◆ Stated problem:
Scan the records for the word "page". Copy each line that includes it.

Data extracted from a collection:

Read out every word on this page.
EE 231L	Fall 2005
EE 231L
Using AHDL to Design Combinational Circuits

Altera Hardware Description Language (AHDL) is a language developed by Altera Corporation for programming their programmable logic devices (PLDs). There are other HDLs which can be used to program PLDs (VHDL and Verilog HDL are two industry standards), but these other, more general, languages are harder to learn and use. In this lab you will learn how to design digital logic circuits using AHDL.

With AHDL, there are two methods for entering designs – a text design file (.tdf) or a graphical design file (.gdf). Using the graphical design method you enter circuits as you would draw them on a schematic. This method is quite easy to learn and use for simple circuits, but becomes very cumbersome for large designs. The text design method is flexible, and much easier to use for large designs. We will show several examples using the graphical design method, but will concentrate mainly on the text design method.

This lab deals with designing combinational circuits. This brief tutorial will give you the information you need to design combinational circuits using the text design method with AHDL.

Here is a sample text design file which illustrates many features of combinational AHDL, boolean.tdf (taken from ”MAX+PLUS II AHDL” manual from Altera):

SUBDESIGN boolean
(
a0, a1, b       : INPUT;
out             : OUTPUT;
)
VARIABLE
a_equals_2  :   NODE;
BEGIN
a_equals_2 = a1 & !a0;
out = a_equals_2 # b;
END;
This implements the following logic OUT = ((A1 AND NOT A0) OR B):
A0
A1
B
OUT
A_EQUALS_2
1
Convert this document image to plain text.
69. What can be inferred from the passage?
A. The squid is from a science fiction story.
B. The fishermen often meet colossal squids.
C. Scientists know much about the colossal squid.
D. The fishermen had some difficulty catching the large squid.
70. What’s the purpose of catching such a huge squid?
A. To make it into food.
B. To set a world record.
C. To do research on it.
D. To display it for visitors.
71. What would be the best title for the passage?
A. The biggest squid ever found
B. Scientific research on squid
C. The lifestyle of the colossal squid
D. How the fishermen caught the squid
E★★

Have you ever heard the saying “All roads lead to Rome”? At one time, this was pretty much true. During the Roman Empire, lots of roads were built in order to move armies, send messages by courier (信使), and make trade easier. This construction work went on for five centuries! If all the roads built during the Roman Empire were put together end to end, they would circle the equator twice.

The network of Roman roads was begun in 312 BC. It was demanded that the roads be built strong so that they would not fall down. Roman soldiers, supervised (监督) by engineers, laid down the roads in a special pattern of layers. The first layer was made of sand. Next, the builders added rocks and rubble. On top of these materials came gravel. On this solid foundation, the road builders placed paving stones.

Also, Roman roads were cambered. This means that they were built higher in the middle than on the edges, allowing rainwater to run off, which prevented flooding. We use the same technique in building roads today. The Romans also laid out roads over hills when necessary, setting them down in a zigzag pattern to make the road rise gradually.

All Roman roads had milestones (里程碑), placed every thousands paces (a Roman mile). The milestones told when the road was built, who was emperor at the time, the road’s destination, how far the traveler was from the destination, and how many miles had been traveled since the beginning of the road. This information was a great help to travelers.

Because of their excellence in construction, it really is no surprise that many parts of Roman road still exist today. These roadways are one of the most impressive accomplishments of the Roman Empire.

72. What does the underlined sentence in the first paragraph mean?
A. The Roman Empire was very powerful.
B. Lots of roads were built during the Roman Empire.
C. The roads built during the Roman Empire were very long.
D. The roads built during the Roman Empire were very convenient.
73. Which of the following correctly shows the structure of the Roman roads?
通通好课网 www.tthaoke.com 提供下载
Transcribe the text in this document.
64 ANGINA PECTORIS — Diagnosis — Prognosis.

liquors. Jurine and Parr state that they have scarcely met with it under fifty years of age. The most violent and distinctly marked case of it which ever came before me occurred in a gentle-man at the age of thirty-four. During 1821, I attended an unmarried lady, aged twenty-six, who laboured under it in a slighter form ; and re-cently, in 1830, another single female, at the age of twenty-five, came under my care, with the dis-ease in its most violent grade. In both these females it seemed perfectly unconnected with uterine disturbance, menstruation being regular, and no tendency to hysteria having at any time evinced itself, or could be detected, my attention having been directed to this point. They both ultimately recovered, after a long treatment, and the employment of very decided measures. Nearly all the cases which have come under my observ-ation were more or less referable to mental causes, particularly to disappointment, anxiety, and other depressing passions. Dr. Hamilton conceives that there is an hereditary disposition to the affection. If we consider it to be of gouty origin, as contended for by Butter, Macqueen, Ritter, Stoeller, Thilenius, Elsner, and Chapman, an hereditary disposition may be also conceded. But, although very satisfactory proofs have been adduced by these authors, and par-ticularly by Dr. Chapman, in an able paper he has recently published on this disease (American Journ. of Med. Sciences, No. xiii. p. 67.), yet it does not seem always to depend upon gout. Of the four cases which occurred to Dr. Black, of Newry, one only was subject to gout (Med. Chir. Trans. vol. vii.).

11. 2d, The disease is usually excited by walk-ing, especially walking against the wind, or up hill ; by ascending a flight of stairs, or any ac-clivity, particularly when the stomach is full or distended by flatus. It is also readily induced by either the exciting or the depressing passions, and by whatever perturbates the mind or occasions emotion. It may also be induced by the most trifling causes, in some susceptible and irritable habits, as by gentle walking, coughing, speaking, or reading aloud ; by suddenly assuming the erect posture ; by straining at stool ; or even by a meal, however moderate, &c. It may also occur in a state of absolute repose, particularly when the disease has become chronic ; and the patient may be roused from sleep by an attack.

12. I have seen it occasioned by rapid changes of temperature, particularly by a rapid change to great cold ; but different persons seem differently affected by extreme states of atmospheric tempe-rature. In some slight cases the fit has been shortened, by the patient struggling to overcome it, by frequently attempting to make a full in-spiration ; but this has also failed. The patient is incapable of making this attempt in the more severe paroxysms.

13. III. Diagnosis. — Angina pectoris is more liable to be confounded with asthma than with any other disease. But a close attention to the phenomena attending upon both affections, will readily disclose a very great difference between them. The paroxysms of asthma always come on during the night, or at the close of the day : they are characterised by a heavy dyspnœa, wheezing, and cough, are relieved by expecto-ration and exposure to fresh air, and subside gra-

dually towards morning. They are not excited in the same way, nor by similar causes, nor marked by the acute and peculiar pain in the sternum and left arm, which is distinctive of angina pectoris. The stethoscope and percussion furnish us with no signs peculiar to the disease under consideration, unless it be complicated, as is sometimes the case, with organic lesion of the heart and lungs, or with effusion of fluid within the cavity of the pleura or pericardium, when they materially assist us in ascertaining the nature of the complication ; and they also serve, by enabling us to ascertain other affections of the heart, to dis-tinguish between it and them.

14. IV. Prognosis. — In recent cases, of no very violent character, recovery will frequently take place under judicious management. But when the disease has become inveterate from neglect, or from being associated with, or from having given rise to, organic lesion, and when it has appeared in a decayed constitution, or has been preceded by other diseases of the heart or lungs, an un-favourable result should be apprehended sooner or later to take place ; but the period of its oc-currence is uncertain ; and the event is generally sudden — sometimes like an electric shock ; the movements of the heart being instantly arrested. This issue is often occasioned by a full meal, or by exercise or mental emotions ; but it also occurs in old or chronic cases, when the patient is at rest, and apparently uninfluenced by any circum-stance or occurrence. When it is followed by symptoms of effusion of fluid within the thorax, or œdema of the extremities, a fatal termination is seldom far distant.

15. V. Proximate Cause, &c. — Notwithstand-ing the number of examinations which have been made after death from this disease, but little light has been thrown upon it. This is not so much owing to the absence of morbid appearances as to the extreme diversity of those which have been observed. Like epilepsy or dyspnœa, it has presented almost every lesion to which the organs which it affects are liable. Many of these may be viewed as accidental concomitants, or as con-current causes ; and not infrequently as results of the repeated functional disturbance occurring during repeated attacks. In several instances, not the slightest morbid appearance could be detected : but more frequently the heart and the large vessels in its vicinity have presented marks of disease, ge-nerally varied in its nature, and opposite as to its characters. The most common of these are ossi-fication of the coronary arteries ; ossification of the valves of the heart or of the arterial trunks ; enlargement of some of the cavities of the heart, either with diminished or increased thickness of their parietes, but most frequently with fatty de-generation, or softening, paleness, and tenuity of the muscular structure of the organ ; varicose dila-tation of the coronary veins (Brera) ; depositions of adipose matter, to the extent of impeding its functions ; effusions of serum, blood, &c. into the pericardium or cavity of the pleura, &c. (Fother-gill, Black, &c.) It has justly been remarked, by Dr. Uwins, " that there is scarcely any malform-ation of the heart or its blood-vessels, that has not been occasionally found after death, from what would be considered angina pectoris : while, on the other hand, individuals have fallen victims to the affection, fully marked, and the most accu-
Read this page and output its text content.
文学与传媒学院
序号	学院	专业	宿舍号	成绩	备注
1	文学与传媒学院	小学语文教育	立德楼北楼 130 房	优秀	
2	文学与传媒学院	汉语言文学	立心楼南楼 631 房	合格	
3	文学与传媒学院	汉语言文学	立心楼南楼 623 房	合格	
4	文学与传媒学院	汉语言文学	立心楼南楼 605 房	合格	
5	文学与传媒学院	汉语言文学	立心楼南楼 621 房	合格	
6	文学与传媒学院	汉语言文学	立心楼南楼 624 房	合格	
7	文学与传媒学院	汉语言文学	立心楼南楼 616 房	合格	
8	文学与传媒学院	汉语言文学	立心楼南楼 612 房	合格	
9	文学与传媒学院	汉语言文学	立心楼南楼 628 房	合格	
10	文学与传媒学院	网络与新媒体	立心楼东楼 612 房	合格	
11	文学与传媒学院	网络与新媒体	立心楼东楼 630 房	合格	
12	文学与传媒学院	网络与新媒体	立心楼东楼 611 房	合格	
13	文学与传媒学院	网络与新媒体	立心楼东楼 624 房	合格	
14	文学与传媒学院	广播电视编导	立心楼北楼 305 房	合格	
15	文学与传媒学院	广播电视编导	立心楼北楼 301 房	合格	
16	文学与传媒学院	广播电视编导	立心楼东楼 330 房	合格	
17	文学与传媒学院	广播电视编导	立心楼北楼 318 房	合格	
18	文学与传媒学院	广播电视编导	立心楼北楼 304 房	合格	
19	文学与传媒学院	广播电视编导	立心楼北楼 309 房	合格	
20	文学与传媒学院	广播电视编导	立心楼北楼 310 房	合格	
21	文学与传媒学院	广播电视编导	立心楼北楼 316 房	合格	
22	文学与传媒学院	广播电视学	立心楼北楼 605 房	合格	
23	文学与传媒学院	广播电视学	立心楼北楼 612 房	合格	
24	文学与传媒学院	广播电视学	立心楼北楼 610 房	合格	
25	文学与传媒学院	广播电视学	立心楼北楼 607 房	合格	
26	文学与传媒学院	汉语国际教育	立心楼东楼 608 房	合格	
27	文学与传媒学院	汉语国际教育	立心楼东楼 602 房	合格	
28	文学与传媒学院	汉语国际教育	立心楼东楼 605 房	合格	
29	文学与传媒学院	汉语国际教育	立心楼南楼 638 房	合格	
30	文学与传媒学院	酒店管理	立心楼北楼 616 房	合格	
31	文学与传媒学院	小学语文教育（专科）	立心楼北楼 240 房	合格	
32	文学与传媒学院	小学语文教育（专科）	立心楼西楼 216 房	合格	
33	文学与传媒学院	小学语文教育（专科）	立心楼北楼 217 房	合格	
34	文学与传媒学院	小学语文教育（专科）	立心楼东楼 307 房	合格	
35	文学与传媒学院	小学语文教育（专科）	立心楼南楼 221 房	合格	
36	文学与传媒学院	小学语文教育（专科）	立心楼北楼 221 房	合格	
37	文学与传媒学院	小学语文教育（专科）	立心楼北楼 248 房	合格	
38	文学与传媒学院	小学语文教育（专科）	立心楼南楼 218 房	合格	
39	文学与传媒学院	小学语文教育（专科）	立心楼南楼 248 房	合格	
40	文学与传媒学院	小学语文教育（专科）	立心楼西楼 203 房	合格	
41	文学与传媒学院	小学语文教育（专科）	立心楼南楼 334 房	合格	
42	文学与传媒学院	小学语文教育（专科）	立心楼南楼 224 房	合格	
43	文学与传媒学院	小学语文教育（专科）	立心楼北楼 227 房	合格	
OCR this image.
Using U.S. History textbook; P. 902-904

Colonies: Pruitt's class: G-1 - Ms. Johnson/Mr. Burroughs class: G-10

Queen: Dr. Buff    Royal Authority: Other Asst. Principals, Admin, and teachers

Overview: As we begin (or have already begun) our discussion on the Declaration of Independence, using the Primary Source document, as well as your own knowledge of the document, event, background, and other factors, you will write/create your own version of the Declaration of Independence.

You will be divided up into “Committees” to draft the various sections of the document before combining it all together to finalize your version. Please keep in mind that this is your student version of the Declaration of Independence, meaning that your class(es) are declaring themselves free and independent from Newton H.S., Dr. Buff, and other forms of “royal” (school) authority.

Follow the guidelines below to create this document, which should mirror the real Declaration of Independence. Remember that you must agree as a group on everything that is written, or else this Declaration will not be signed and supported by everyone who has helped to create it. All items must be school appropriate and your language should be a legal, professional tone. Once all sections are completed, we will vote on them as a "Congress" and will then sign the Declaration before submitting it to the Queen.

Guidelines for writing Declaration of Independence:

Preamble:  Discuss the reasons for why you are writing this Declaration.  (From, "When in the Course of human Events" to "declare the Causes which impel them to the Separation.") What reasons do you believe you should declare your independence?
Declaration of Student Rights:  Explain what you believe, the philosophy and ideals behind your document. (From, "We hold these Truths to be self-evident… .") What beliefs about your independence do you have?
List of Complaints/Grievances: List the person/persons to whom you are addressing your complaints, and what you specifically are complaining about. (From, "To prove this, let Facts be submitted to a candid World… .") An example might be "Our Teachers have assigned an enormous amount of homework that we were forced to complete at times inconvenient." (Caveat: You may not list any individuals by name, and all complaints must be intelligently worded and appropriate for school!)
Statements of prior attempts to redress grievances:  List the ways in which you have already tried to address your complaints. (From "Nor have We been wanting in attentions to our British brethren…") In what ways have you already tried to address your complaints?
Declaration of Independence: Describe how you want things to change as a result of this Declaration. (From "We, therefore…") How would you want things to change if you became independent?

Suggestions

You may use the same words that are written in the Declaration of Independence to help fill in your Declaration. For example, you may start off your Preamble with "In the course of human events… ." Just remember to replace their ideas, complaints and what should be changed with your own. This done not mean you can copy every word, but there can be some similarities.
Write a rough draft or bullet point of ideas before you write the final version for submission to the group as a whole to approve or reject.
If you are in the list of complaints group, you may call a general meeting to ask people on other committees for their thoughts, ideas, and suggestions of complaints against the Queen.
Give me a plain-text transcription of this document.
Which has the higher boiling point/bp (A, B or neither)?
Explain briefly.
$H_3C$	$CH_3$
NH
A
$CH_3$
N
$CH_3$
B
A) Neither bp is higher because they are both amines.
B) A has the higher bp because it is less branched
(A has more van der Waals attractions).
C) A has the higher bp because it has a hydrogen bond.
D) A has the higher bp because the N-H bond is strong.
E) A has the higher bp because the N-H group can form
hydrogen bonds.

◆ Written answer:
Read out every word on this page.
Read this page and output its text content.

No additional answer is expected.